(Problem description) Filter this material down to the lines that hold "name", copying each one.

(Exercise inputs)
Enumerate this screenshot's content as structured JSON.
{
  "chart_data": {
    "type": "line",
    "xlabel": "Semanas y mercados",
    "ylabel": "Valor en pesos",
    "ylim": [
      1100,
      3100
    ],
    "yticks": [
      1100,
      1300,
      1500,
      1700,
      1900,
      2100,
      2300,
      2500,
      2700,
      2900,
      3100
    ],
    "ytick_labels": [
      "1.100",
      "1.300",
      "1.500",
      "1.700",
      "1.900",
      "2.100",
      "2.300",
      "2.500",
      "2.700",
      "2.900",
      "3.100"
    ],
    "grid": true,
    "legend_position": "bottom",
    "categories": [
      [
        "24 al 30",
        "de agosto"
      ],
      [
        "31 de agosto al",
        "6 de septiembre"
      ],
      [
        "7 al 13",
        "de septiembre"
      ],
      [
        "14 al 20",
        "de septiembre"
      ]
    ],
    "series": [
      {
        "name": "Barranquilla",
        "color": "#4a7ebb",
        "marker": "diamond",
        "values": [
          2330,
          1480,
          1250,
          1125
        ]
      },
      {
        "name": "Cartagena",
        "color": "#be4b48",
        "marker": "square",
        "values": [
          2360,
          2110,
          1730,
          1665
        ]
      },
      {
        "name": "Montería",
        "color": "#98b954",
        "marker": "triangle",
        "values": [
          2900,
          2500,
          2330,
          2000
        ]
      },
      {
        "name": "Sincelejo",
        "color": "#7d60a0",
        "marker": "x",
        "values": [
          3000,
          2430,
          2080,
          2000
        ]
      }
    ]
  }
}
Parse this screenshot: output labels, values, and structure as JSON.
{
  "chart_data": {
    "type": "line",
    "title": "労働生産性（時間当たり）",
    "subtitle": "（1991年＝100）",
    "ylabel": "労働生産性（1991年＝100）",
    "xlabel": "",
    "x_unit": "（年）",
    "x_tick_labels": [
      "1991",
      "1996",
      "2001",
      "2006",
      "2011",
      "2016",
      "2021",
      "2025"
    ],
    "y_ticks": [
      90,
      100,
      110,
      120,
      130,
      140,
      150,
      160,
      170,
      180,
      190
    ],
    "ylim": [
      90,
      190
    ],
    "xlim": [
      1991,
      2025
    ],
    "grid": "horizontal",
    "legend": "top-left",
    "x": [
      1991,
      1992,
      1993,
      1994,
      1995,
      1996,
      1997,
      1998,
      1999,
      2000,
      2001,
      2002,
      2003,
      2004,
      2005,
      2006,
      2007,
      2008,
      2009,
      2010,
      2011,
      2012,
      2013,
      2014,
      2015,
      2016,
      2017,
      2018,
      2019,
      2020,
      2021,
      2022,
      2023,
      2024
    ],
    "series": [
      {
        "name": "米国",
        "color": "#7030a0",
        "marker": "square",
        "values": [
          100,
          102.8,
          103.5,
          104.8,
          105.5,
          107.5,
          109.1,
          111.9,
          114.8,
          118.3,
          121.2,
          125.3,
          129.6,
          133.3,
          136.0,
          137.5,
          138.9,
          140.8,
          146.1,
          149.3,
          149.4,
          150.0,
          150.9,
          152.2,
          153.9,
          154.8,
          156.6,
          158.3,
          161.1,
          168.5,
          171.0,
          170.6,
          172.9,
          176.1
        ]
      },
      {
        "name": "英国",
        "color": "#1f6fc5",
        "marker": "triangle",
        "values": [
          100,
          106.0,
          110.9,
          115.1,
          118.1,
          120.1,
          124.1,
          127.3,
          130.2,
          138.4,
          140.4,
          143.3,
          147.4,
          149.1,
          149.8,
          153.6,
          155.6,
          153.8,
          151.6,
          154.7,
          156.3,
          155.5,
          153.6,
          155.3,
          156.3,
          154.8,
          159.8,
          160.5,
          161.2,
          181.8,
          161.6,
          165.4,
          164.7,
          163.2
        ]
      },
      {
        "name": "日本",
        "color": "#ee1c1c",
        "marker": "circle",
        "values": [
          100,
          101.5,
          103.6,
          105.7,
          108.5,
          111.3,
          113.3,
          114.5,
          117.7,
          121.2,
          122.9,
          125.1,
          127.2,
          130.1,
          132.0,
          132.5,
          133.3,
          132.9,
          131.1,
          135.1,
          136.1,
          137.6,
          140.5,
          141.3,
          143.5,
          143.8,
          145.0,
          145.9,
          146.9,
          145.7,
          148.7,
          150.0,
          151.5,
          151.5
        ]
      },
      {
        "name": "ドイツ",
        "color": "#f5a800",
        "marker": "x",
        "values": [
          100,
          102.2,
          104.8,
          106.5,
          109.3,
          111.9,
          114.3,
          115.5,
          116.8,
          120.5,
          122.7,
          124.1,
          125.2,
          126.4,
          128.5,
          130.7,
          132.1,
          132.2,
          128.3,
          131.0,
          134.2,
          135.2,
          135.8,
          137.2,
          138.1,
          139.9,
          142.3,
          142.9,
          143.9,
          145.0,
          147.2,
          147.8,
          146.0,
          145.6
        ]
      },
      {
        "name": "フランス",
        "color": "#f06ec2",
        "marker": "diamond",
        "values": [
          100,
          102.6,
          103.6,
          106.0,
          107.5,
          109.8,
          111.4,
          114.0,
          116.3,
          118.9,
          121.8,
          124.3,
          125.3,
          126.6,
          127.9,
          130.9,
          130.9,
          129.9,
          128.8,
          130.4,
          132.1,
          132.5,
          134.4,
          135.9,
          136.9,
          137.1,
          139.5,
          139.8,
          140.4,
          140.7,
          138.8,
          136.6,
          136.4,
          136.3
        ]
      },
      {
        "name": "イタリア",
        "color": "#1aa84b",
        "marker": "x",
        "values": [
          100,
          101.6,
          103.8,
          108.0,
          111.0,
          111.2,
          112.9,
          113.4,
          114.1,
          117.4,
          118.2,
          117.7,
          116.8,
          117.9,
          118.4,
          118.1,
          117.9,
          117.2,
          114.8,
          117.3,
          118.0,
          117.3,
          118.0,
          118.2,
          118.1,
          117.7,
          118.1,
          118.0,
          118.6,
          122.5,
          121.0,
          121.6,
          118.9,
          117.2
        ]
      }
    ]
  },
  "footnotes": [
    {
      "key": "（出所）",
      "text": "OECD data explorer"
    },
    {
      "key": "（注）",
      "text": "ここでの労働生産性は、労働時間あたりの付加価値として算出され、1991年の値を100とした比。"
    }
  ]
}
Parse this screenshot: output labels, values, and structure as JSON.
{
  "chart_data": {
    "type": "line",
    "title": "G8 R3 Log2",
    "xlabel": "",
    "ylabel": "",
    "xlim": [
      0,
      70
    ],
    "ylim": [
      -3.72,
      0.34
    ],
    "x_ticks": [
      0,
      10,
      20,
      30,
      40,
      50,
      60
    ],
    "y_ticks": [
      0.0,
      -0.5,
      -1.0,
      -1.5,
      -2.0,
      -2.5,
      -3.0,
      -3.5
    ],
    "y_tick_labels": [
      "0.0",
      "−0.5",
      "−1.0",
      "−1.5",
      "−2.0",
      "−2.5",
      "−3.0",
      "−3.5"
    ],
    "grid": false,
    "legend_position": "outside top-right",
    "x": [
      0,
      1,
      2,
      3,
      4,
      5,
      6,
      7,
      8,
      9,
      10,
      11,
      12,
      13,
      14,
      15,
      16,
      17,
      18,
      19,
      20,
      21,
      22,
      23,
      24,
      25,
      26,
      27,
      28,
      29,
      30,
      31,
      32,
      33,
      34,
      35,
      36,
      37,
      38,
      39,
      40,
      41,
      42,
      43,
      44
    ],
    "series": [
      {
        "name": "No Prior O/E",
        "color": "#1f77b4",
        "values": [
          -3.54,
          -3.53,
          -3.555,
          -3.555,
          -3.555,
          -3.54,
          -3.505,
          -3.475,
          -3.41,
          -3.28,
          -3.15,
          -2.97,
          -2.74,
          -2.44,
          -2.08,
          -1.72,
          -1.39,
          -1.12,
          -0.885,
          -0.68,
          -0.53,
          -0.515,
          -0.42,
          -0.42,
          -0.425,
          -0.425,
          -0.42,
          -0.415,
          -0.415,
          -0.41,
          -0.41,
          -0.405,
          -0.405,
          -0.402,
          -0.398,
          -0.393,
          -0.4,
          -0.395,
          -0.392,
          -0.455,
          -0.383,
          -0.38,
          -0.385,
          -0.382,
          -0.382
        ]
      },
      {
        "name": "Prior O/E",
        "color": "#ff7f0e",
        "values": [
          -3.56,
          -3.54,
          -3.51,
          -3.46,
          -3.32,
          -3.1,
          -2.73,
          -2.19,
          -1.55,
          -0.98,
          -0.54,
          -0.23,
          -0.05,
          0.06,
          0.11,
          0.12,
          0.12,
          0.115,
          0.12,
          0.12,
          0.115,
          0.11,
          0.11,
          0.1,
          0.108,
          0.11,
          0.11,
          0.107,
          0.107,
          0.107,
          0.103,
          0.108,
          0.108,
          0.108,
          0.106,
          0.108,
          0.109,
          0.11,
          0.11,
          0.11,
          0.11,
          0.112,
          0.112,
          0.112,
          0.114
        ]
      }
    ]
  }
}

(Completed exercise)
        "name": "Barranquilla",
        "name": "Cartagena",
        "name": "Montería",
        "name": "Sincelejo",
        "name": "米国",
        "name": "英国",
        "name": "日本",
        "name": "ドイツ",
        "name": "フランス",
        "name": "イタリア",
        "name": "No Prior O/E",
        "name": "Prior O/E",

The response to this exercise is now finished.